WHAT TO WORK ON:
Word for word, transcribe the lines below and drop the pictures.

MATERIAL TO PROCESS:
** Begin **
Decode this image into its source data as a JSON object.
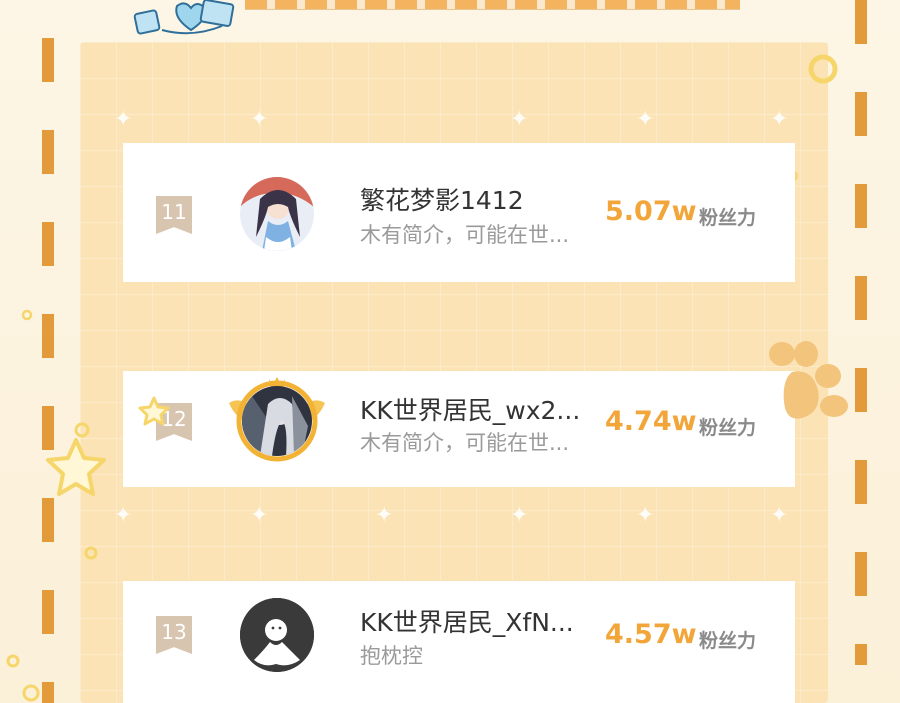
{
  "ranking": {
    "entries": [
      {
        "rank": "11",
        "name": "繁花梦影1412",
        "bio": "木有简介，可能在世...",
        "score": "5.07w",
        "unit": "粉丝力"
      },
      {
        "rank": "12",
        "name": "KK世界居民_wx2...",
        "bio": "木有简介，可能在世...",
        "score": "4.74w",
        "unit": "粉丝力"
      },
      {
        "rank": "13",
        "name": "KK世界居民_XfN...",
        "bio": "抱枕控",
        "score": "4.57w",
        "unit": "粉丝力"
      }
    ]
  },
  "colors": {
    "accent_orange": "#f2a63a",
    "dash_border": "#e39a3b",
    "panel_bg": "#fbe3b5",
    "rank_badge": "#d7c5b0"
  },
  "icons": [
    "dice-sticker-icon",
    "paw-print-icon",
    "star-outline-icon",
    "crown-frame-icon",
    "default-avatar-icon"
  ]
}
** End **
SOLUTION FOR THIS EXERCISE:
Decode this image into its source data as a JSON object.
{
  "ranking": {
    "entries": [
      {
        "rank": "11",
        "name": "繁花梦影1412",
        "bio": "木有简介，可能在世...",
        "score": "5.07w",
        "unit": "粉丝力"
      },
      {
        "rank": "12",
        "name": "KK世界居民_wx2...",
        "bio": "木有简介，可能在世...",
        "score": "4.74w",
        "unit": "粉丝力"
      },
      {
        "rank": "13",
        "name": "KK世界居民_XfN...",
        "bio": "抱枕控",
        "score": "4.57w",
        "unit": "粉丝力"
      }
    ]
  },
  "colors": {
    "accent_orange": "#f2a63a",
    "dash_border": "#e39a3b",
    "panel_bg": "#fbe3b5",
    "rank_badge": "#d7c5b0"
  },
  "icons": [
    "dice-sticker-icon",
    "paw-print-icon",
    "star-outline-icon",
    "crown-frame-icon",
    "default-avatar-icon"
  ]
}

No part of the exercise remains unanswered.